## Required task
Pull each line holding "name" out of the entries below.

Begin

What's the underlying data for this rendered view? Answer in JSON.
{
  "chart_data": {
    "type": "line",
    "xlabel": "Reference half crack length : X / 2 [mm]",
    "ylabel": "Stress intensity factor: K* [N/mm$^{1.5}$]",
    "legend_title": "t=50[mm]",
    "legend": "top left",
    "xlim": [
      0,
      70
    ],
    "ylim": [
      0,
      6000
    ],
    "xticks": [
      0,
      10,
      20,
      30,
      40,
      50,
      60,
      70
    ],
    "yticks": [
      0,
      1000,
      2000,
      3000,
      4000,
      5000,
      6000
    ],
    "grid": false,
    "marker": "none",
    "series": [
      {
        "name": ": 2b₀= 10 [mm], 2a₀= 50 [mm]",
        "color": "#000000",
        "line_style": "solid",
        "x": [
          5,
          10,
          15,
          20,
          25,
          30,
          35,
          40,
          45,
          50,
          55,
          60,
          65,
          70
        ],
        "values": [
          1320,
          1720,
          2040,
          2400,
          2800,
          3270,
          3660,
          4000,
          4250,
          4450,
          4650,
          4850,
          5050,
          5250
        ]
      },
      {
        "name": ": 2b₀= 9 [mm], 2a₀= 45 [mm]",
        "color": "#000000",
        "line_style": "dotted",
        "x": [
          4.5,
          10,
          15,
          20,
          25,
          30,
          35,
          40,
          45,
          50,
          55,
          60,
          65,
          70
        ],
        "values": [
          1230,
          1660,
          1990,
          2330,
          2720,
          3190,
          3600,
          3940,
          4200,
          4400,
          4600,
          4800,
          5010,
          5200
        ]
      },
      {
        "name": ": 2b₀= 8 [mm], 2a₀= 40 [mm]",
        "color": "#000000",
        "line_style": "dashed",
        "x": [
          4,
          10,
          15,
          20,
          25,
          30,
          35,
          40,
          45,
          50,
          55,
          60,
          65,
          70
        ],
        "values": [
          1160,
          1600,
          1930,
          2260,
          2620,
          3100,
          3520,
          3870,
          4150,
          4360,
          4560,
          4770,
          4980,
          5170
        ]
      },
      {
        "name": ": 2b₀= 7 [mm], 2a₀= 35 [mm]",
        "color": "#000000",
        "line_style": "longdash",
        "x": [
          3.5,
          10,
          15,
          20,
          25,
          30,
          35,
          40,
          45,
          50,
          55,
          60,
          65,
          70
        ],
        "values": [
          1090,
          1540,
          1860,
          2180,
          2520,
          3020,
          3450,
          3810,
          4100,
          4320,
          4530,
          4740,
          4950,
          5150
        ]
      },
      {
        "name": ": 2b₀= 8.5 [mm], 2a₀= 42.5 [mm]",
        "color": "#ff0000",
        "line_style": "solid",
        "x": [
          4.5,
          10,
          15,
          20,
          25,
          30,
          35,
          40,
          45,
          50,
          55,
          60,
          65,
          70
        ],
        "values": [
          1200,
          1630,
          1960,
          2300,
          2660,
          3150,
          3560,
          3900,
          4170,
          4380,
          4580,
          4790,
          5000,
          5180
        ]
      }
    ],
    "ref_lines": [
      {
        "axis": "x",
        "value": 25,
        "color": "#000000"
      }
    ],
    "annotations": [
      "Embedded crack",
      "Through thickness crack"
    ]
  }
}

End

## Response to this task
        "name": ": 2b₀= 10 [mm], 2a₀= 50 [mm]",
        "name": ": 2b₀= 9 [mm], 2a₀= 45 [mm]",
        "name": ": 2b₀= 8 [mm], 2a₀= 40 [mm]",
        "name": ": 2b₀= 7 [mm], 2a₀= 35 [mm]",
        "name": ": 2b₀= 8.5 [mm], 2a₀= 42.5 [mm]",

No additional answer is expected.